PROBLEM DESCRIPTION: Go through the lines below. Copy those with "bottom".

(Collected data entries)
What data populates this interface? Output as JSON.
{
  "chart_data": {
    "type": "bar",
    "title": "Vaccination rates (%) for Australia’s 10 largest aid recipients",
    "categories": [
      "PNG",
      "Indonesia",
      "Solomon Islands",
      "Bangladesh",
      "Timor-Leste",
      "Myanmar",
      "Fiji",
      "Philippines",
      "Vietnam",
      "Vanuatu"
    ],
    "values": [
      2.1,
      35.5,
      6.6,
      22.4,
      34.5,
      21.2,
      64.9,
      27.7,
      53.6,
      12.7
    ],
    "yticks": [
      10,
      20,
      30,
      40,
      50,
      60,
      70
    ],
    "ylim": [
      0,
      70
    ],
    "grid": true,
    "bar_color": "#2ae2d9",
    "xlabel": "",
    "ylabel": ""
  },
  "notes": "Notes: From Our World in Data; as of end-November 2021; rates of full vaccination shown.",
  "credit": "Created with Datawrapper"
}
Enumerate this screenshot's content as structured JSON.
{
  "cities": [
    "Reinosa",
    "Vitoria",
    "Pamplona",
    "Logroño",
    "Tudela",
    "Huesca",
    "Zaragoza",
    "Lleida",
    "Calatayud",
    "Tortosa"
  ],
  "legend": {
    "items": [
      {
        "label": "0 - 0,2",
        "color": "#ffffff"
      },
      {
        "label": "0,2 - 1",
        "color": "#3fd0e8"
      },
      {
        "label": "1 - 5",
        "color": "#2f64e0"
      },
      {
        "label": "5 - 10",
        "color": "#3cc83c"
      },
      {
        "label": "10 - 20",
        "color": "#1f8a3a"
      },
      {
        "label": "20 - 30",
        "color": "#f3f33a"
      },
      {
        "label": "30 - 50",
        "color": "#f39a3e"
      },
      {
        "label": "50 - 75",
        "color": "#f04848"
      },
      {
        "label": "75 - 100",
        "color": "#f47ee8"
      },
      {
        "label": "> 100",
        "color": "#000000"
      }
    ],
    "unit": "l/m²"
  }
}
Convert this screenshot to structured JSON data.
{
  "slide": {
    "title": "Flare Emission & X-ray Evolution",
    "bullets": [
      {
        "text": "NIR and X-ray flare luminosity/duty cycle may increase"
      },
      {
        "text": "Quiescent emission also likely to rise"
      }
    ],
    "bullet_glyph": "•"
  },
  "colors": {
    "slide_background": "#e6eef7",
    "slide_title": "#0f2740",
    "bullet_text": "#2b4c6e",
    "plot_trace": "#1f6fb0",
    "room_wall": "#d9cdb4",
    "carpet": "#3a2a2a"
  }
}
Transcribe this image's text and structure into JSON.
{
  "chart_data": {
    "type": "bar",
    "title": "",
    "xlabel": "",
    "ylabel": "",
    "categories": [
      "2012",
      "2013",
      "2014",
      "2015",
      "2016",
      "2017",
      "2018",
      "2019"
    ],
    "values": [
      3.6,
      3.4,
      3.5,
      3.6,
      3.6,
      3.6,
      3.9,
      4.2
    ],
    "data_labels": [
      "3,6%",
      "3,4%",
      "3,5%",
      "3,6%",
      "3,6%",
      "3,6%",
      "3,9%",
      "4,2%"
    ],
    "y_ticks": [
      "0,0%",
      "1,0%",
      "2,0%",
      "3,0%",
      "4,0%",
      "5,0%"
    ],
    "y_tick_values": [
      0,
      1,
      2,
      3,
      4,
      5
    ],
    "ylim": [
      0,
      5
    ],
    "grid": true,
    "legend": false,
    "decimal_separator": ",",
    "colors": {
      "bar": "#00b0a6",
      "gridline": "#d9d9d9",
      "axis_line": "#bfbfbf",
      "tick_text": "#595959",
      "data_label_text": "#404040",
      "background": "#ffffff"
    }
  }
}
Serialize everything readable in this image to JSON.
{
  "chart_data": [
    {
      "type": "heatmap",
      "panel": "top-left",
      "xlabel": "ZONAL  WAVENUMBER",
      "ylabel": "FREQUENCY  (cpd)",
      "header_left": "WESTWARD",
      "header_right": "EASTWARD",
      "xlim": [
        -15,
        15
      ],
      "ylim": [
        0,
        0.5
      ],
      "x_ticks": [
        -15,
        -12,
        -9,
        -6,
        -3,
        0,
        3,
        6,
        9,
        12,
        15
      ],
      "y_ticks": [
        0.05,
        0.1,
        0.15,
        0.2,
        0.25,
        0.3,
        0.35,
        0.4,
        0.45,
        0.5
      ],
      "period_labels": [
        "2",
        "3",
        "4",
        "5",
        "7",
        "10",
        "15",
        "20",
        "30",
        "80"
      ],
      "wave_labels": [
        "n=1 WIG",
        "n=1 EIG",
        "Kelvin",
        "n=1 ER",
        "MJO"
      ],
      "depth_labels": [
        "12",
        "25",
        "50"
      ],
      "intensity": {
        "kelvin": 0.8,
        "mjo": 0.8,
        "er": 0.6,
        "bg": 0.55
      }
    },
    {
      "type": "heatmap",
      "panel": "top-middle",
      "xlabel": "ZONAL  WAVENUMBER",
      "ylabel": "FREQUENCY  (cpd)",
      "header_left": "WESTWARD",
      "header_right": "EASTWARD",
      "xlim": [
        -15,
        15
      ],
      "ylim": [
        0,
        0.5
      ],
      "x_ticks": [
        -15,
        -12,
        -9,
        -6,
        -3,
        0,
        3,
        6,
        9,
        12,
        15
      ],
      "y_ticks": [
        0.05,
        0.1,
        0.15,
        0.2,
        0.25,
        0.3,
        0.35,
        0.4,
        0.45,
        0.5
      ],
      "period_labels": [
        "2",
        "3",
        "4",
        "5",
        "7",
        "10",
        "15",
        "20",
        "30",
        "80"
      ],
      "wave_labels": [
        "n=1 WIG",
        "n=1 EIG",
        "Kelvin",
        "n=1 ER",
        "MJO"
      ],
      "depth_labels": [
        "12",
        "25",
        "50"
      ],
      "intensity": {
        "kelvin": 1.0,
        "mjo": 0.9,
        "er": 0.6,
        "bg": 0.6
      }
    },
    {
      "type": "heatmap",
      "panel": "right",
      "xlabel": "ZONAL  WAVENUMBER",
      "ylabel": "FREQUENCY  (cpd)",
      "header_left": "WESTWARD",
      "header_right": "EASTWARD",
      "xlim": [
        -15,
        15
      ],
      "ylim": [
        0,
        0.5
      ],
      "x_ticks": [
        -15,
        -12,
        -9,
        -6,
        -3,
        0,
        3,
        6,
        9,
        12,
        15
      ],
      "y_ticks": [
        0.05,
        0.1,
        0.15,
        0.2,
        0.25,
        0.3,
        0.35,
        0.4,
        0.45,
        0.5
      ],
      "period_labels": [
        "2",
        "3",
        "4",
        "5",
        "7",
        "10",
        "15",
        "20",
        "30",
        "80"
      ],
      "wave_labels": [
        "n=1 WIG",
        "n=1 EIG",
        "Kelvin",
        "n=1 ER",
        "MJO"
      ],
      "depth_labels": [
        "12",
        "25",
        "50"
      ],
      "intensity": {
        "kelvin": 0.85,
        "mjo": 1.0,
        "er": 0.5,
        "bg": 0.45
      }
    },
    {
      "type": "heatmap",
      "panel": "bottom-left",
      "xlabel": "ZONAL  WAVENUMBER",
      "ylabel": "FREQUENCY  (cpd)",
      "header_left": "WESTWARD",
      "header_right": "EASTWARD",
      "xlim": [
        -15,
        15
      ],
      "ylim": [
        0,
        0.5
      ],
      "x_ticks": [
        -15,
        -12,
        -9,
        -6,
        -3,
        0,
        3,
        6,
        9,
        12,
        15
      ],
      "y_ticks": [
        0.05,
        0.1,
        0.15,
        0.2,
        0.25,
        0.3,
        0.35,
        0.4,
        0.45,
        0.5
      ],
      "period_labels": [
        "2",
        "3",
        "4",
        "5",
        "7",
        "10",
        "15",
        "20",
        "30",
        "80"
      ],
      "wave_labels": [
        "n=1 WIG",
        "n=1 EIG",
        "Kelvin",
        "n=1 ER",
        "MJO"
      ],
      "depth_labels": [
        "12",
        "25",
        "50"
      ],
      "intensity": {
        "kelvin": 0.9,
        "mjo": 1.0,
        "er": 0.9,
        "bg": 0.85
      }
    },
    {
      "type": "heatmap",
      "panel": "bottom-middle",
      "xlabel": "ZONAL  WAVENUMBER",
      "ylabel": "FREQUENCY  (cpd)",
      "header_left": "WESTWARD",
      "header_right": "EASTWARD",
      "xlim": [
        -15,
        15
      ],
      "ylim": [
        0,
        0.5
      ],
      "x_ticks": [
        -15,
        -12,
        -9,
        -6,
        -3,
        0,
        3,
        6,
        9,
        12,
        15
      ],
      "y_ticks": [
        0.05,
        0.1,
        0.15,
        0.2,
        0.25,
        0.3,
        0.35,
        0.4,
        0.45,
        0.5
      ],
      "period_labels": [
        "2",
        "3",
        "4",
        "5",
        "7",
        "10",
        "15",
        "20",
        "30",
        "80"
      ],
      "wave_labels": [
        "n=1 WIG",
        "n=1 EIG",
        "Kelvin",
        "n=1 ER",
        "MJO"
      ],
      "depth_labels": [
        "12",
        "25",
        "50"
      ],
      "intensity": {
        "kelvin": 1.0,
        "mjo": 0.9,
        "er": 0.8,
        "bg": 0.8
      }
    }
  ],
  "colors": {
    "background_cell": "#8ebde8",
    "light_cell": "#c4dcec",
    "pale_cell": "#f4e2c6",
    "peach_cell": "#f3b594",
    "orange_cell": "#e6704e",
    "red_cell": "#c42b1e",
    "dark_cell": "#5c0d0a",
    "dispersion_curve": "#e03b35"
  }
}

REPLY:
      "panel": "bottom-left",
      "panel": "bottom-middle",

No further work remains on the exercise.